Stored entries
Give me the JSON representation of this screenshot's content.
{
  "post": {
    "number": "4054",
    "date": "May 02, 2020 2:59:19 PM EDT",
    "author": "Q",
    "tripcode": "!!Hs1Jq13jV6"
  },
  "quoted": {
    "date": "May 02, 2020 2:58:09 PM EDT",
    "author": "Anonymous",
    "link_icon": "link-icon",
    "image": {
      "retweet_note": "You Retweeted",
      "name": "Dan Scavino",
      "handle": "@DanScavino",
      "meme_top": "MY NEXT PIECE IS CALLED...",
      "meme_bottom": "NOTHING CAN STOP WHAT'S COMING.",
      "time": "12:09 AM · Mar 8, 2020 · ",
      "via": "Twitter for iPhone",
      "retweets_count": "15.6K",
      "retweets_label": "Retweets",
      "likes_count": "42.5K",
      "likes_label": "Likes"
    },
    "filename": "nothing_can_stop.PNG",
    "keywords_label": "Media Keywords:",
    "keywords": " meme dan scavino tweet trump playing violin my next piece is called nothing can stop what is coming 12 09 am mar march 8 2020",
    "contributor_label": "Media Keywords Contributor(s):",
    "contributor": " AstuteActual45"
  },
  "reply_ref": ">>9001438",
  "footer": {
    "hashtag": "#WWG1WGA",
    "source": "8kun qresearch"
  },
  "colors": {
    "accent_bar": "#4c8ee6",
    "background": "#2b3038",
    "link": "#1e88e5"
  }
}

→ **Set problem**:
Quote every record above exactly.

→ **Solved problem**:
Give me the JSON representation of this screenshot's content.
{
  "post": {
    "number": "4054",
    "date": "May 02, 2020 2:59:19 PM EDT",
    "author": "Q",
    "tripcode": "!!Hs1Jq13jV6"
  },
  "quoted": {
    "date": "May 02, 2020 2:58:09 PM EDT",
    "author": "Anonymous",
    "link_icon": "link-icon",
    "image": {
      "retweet_note": "You Retweeted",
      "name": "Dan Scavino",
      "handle": "@DanScavino",
      "meme_top": "MY NEXT PIECE IS CALLED...",
      "meme_bottom": "NOTHING CAN STOP WHAT'S COMING.",
      "time": "12:09 AM · Mar 8, 2020 · ",
      "via": "Twitter for iPhone",
      "retweets_count": "15.6K",
      "retweets_label": "Retweets",
      "likes_count": "42.5K",
      "likes_label": "Likes"
    },
    "filename": "nothing_can_stop.PNG",
    "keywords_label": "Media Keywords:",
    "keywords": " meme dan scavino tweet trump playing violin my next piece is called nothing can stop what is coming 12 09 am mar march 8 2020",
    "contributor_label": "Media Keywords Contributor(s):",
    "contributor": " AstuteActual45"
  },
  "reply_ref": ">>9001438",
  "footer": {
    "hashtag": "#WWG1WGA",
    "source": "8kun qresearch"
  },
  "colors": {
    "accent_bar": "#4c8ee6",
    "background": "#2b3038",
    "link": "#1e88e5"
  }
}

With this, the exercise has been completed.